> [Goal of the exercise]:
Transcribe all the records with complete accuracy.

☆ ☆ ☆ ☆ ☆ ☆ ☆

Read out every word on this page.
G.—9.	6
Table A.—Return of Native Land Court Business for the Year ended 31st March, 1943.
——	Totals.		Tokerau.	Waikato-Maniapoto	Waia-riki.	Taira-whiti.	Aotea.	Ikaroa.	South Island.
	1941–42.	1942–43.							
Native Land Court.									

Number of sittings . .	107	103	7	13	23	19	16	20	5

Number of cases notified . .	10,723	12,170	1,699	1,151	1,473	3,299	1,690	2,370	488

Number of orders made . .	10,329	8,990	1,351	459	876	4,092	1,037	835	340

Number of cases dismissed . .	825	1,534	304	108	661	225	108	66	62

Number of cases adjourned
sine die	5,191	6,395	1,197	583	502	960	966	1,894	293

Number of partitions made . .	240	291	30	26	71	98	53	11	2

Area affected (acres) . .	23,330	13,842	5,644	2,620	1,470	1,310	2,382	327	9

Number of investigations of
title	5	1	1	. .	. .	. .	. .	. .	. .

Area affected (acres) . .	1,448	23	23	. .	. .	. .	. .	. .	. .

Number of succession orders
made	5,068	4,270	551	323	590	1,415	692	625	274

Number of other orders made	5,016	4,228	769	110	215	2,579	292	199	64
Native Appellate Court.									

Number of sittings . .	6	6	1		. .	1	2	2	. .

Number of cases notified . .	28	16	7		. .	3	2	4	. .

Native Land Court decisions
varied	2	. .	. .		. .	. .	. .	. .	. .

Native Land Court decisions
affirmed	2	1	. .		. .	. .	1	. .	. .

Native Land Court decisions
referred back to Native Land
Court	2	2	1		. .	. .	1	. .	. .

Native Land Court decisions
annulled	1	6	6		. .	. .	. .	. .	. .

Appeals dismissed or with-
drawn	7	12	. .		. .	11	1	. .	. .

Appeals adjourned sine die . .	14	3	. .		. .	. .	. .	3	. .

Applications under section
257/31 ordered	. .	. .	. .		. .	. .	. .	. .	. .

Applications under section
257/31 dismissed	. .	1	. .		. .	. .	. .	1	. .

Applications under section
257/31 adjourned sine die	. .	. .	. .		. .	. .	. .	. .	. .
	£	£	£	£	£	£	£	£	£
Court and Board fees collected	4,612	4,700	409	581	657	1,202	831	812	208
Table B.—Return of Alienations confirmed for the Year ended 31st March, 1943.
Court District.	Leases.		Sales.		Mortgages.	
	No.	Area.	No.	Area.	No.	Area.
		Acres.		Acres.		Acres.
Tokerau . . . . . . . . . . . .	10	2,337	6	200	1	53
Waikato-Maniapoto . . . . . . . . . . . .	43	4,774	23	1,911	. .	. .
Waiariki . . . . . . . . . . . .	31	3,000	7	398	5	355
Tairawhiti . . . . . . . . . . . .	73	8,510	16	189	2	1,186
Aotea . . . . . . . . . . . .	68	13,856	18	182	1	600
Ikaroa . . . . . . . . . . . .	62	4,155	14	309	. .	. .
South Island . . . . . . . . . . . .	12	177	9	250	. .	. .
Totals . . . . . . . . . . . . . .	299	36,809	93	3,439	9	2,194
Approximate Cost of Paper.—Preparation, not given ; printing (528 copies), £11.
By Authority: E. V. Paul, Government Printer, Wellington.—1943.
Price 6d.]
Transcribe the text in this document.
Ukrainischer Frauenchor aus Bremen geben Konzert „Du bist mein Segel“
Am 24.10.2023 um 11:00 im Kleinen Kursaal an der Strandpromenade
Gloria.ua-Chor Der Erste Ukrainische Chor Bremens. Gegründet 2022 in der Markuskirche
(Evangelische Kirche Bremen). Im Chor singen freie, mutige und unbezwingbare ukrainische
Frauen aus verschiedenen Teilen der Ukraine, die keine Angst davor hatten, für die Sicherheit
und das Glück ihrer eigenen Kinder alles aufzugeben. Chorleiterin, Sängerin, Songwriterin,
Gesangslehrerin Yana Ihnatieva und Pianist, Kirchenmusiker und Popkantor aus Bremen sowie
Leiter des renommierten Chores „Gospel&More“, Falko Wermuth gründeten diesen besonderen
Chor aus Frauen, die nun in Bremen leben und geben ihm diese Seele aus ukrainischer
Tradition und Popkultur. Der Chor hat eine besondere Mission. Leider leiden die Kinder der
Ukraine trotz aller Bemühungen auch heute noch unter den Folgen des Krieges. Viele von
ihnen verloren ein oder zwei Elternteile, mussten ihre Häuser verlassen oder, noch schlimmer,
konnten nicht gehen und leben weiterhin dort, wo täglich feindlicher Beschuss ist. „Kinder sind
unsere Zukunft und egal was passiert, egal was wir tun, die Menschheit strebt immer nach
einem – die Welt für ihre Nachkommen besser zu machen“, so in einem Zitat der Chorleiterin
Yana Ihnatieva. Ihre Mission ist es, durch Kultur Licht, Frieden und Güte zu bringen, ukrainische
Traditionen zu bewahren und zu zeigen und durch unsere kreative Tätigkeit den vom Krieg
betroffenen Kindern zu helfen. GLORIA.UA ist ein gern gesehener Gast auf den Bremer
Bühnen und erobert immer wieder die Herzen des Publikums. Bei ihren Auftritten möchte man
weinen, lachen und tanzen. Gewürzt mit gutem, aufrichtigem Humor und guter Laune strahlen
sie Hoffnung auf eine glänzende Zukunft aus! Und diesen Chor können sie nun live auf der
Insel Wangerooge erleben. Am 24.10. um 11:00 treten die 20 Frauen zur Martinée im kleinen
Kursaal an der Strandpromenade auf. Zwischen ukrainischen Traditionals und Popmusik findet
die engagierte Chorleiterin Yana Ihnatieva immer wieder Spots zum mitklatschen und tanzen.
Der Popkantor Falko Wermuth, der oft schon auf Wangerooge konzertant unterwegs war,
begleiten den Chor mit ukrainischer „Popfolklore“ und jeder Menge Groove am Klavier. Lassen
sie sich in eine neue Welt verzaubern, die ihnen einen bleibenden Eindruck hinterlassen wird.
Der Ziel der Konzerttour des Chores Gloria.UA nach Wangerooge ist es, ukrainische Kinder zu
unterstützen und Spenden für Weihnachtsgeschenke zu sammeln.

☆ ☆ ☆ ☆ ☆ ☆ ☆

> [Reply]:
Read out every word on this page.
G.—9.	6
Table A.—Return of Native Land Court Business for the Year ended 31st March, 1943.
——	Totals.		Tokerau.	Waikato-Maniapoto	Waia-riki.	Taira-whiti.	Aotea.	Ikaroa.	South Island.
	1941–42.	1942–43.							
Native Land Court.									

Number of sittings . .	107	103	7	13	23	19	16	20	5

Number of cases notified . .	10,723	12,170	1,699	1,151	1,473	3,299	1,690	2,370	488

Number of orders made . .	10,329	8,990	1,351	459	876	4,092	1,037	835	340

Number of cases dismissed . .	825	1,534	304	108	661	225	108	66	62

Number of cases adjourned
sine die	5,191	6,395	1,197	583	502	960	966	1,894	293

Number of partitions made . .	240	291	30	26	71	98	53	11	2

Area affected (acres) . .	23,330	13,842	5,644	2,620	1,470	1,310	2,382	327	9

Number of investigations of
title	5	1	1	. .	. .	. .	. .	. .	. .

Area affected (acres) . .	1,448	23	23	. .	. .	. .	. .	. .	. .

Number of succession orders
made	5,068	4,270	551	323	590	1,415	692	625	274

Number of other orders made	5,016	4,228	769	110	215	2,579	292	199	64
Native Appellate Court.									

Number of sittings . .	6	6	1		. .	1	2	2	. .

Number of cases notified . .	28	16	7		. .	3	2	4	. .

Native Land Court decisions
varied	2	. .	. .		. .	. .	. .	. .	. .

Native Land Court decisions
affirmed	2	1	. .		. .	. .	1	. .	. .

Native Land Court decisions
referred back to Native Land
Court	2	2	1		. .	. .	1	. .	. .

Native Land Court decisions
annulled	1	6	6		. .	. .	. .	. .	. .

Appeals dismissed or with-
drawn	7	12	. .		. .	11	1	. .	. .

Appeals adjourned sine die . .	14	3	. .		. .	. .	. .	3	. .

Applications under section
257/31 ordered	. .	. .	. .		. .	. .	. .	. .	. .

Applications under section
257/31 dismissed	. .	1	. .		. .	. .	. .	1	. .

Applications under section
257/31 adjourned sine die	. .	. .	. .		. .	. .	. .	. .	. .
	£	£	£	£	£	£	£	£	£
Court and Board fees collected	4,612	4,700	409	581	657	1,202	831	812	208
Table B.—Return of Alienations confirmed for the Year ended 31st March, 1943.
Court District.	Leases.		Sales.		Mortgages.	
	No.	Area.	No.	Area.	No.	Area.
		Acres.		Acres.		Acres.
Tokerau . . . . . . . . . . . .	10	2,337	6	200	1	53
Waikato-Maniapoto . . . . . . . . . . . .	43	4,774	23	1,911	. .	. .
Waiariki . . . . . . . . . . . .	31	3,000	7	398	5	355
Tairawhiti . . . . . . . . . . . .	73	8,510	16	189	2	1,186
Aotea . . . . . . . . . . . .	68	13,856	18	182	1	600
Ikaroa . . . . . . . . . . . .	62	4,155	14	309	. .	. .
South Island . . . . . . . . . . . .	12	177	9	250	. .	. .
Totals . . . . . . . . . . . . . .	299	36,809	93	3,439	9	2,194
Approximate Cost of Paper.—Preparation, not given ; printing (528 copies), £11.
By Authority: E. V. Paul, Government Printer, Wellington.—1943.
Price 6d.]
Transcribe the text in this document.
Ukrainischer Frauenchor aus Bremen geben Konzert „Du bist mein Segel“
Am 24.10.2023 um 11:00 im Kleinen Kursaal an der Strandpromenade
Gloria.ua-Chor Der Erste Ukrainische Chor Bremens. Gegründet 2022 in der Markuskirche
(Evangelische Kirche Bremen). Im Chor singen freie, mutige und unbezwingbare ukrainische
Frauen aus verschiedenen Teilen der Ukraine, die keine Angst davor hatten, für die Sicherheit
und das Glück ihrer eigenen Kinder alles aufzugeben. Chorleiterin, Sängerin, Songwriterin,
Gesangslehrerin Yana Ihnatieva und Pianist, Kirchenmusiker und Popkantor aus Bremen sowie
Leiter des renommierten Chores „Gospel&More“, Falko Wermuth gründeten diesen besonderen
Chor aus Frauen, die nun in Bremen leben und geben ihm diese Seele aus ukrainischer
Tradition und Popkultur. Der Chor hat eine besondere Mission. Leider leiden die Kinder der
Ukraine trotz aller Bemühungen auch heute noch unter den Folgen des Krieges. Viele von
ihnen verloren ein oder zwei Elternteile, mussten ihre Häuser verlassen oder, noch schlimmer,
konnten nicht gehen und leben weiterhin dort, wo täglich feindlicher Beschuss ist. „Kinder sind
unsere Zukunft und egal was passiert, egal was wir tun, die Menschheit strebt immer nach
einem – die Welt für ihre Nachkommen besser zu machen“, so in einem Zitat der Chorleiterin
Yana Ihnatieva. Ihre Mission ist es, durch Kultur Licht, Frieden und Güte zu bringen, ukrainische
Traditionen zu bewahren und zu zeigen und durch unsere kreative Tätigkeit den vom Krieg
betroffenen Kindern zu helfen. GLORIA.UA ist ein gern gesehener Gast auf den Bremer
Bühnen und erobert immer wieder die Herzen des Publikums. Bei ihren Auftritten möchte man
weinen, lachen und tanzen. Gewürzt mit gutem, aufrichtigem Humor und guter Laune strahlen
sie Hoffnung auf eine glänzende Zukunft aus! Und diesen Chor können sie nun live auf der
Insel Wangerooge erleben. Am 24.10. um 11:00 treten die 20 Frauen zur Martinée im kleinen
Kursaal an der Strandpromenade auf. Zwischen ukrainischen Traditionals und Popmusik findet
die engagierte Chorleiterin Yana Ihnatieva immer wieder Spots zum mitklatschen und tanzen.
Der Popkantor Falko Wermuth, der oft schon auf Wangerooge konzertant unterwegs war,
begleiten den Chor mit ukrainischer „Popfolklore“ und jeder Menge Groove am Klavier. Lassen
sie sich in eine neue Welt verzaubern, die ihnen einen bleibenden Eindruck hinterlassen wird.
Der Ziel der Konzerttour des Chores Gloria.UA nach Wangerooge ist es, ukrainische Kinder zu
unterstützen und Spenden für Weihnachtsgeschenke zu sammeln.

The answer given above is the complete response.